§ Written exercise
In the records below, find the line that contains "Read this page and output its text content.". Retype that line and all the lines after it through the end, leaving out the pictures.

§ Data lines
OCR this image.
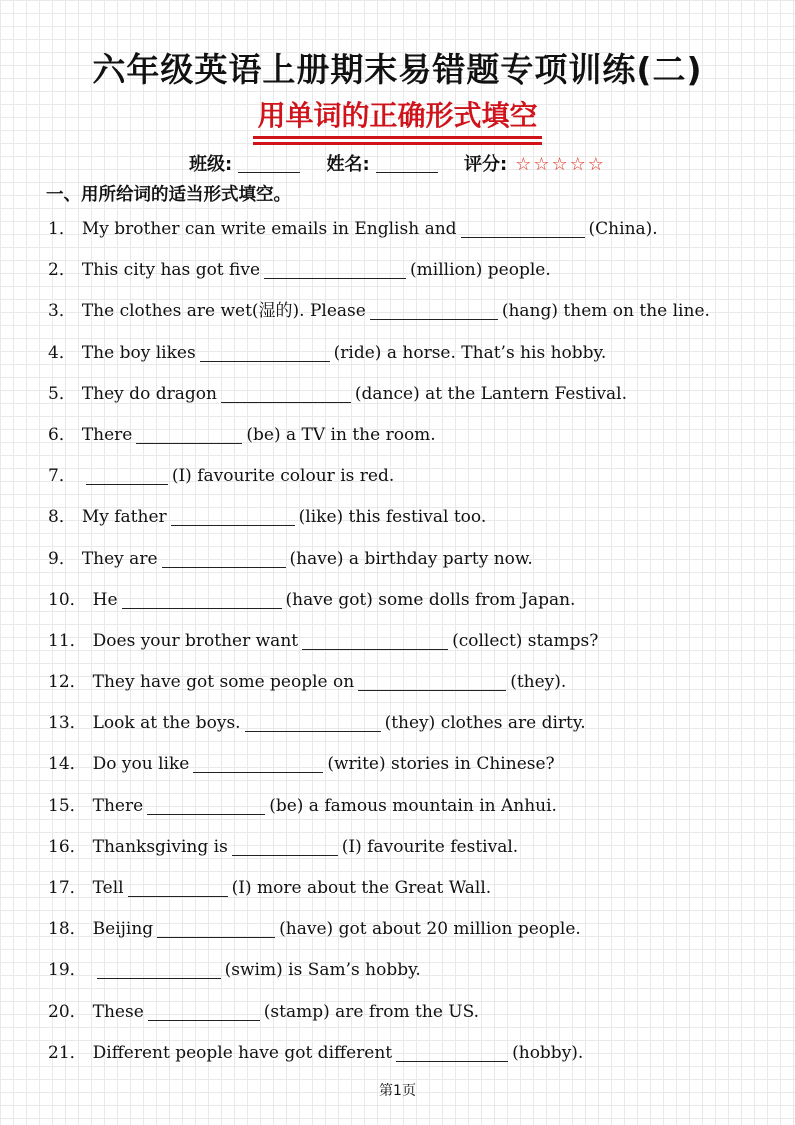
六年级英语上册期末易错题专项训练(二)
用单词的正确形式填空
班级:	姓名:	评分: ☆☆☆☆☆
一、用所给词的适当形式填空。
1． My brother can write emails in English and	(China).
2． This city has got five	(million) people.
3． The clothes are wet(湿的). Please	(hang) them on the line.
4． The boy likes	(ride) a horse. That’s his hobby.
5． They do dragon	(dance) at the Lantern Festival.
6． There	(be) a TV in the room.
7．	(I) favourite colour is red.
8． My father	(like) this festival too.
9． They are	(have) a birthday party now.
10． He	(have got) some dolls from Japan.
11． Does your brother want	(collect) stamps?
12． They have got some people on	(they).
13． Look at the boys.	(they) clothes are dirty.
14． Do you like	(write) stories in Chinese?
15． There	(be) a famous mountain in Anhui.
16． Thanksgiving is	(I) favourite festival.
17． Tell	(I) more about the Great Wall.
18． Beijing	(have) got about 20 million people.
19．	(swim) is Sam’s hobby.
20． These	(stamp) are from the US.
21． Different people have got different	(hobby).
第1页
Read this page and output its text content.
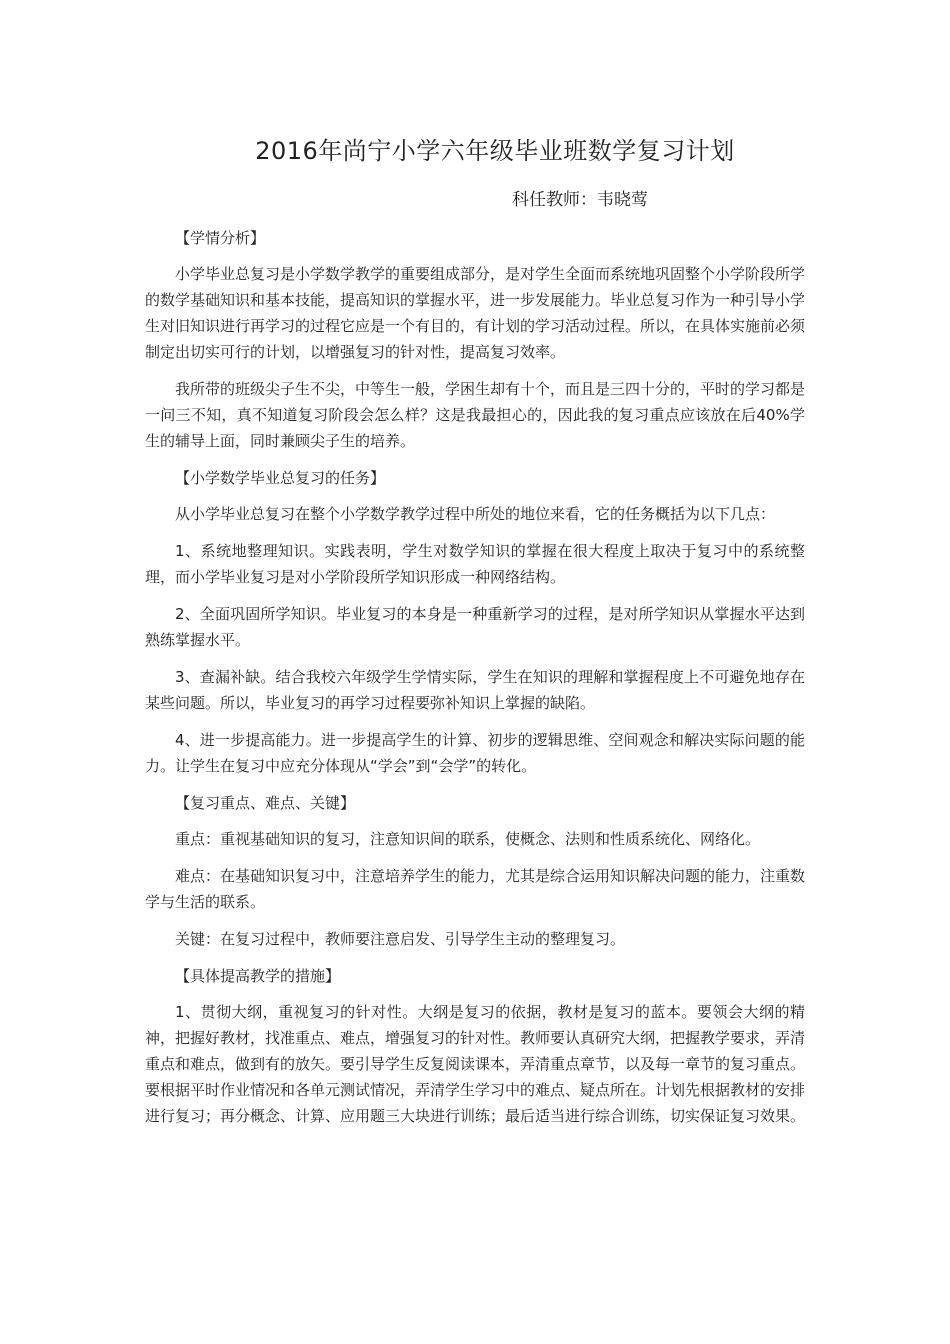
2016年尚宁小学六年级毕业班数学复习计划
科任教师：韦晓莺

【学情分析】

小学毕业总复习是小学数学教学的重要组成部分，是对学生全面而系统地巩固整个小学阶段所学的数学基础知识和基本技能，提高知识的掌握水平，进一步发展能力。毕业总复习作为一种引导小学生对旧知识进行再学习的过程它应是一个有目的，有计划的学习活动过程。所以，在具体实施前必须制定出切实可行的计划，以增强复习的针对性，提高复习效率。

我所带的班级尖子生不尖，中等生一般，学困生却有十个，而且是三四十分的，平时的学习都是一问三不知，真不知道复习阶段会怎么样？这是我最担心的，因此我的复习重点应该放在后40%学生的辅导上面，同时兼顾尖子生的培养。

【小学数学毕业总复习的任务】

从小学毕业总复习在整个小学数学教学过程中所处的地位来看，它的任务概括为以下几点：

1、系统地整理知识。实践表明，学生对数学知识的掌握在很大程度上取决于复习中的系统整理，而小学毕业复习是对小学阶段所学知识形成一种网络结构。

2、全面巩固所学知识。毕业复习的本身是一种重新学习的过程，是对所学知识从掌握水平达到熟练掌握水平。

3、查漏补缺。结合我校六年级学生学情实际，学生在知识的理解和掌握程度上不可避免地存在某些问题。所以，毕业复习的再学习过程要弥补知识上掌握的缺陷。

4、进一步提高能力。进一步提高学生的计算、初步的逻辑思维、空间观念和解决实际问题的能力。让学生在复习中应充分体现从“学会”到“会学”的转化。

【复习重点、难点、关键】

重点：重视基础知识的复习，注意知识间的联系，使概念、法则和性质系统化、网络化。

难点：在基础知识复习中，注意培养学生的能力，尤其是综合运用知识解决问题的能力，注重数学与生活的联系。

关键：在复习过程中，教师要注意启发、引导学生主动的整理复习。

【具体提高教学的措施】

1、贯彻大纲，重视复习的针对性。大纲是复习的依据，教材是复习的蓝本。要领会大纲的精神，把握好教材，找准重点、难点，增强复习的针对性。教师要认真研究大纲，把握教学要求，弄清重点和难点，做到有的放矢。要引导学生反复阅读课本，弄清重点章节，以及每一章节的复习重点。要根据平时作业情况和各单元测试情况，弄清学生学习中的难点、疑点所在。计划先根据教材的安排进行复习；再分概念、计算、应用题三大块进行训练；最后适当进行综合训练，切实保证复习效果。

§ Solved problem
Read this page and output its text content.
2016年尚宁小学六年级毕业班数学复习计划
科任教师：韦晓莺

【学情分析】

小学毕业总复习是小学数学教学的重要组成部分，是对学生全面而系统地巩固整个小学阶段所学的数学基础知识和基本技能，提高知识的掌握水平，进一步发展能力。毕业总复习作为一种引导小学生对旧知识进行再学习的过程它应是一个有目的，有计划的学习活动过程。所以，在具体实施前必须制定出切实可行的计划，以增强复习的针对性，提高复习效率。

我所带的班级尖子生不尖，中等生一般，学困生却有十个，而且是三四十分的，平时的学习都是一问三不知，真不知道复习阶段会怎么样？这是我最担心的，因此我的复习重点应该放在后40%学生的辅导上面，同时兼顾尖子生的培养。

【小学数学毕业总复习的任务】

从小学毕业总复习在整个小学数学教学过程中所处的地位来看，它的任务概括为以下几点：

1、系统地整理知识。实践表明，学生对数学知识的掌握在很大程度上取决于复习中的系统整理，而小学毕业复习是对小学阶段所学知识形成一种网络结构。

2、全面巩固所学知识。毕业复习的本身是一种重新学习的过程，是对所学知识从掌握水平达到熟练掌握水平。

3、查漏补缺。结合我校六年级学生学情实际，学生在知识的理解和掌握程度上不可避免地存在某些问题。所以，毕业复习的再学习过程要弥补知识上掌握的缺陷。

4、进一步提高能力。进一步提高学生的计算、初步的逻辑思维、空间观念和解决实际问题的能力。让学生在复习中应充分体现从“学会”到“会学”的转化。

【复习重点、难点、关键】

重点：重视基础知识的复习，注意知识间的联系，使概念、法则和性质系统化、网络化。

难点：在基础知识复习中，注意培养学生的能力，尤其是综合运用知识解决问题的能力，注重数学与生活的联系。

关键：在复习过程中，教师要注意启发、引导学生主动的整理复习。

【具体提高教学的措施】

1、贯彻大纲，重视复习的针对性。大纲是复习的依据，教材是复习的蓝本。要领会大纲的精神，把握好教材，找准重点、难点，增强复习的针对性。教师要认真研究大纲，把握教学要求，弄清重点和难点，做到有的放矢。要引导学生反复阅读课本，弄清重点章节，以及每一章节的复习重点。要根据平时作业情况和各单元测试情况，弄清学生学习中的难点、疑点所在。计划先根据教材的安排进行复习；再分概念、计算、应用题三大块进行训练；最后适当进行综合训练，切实保证复习效果。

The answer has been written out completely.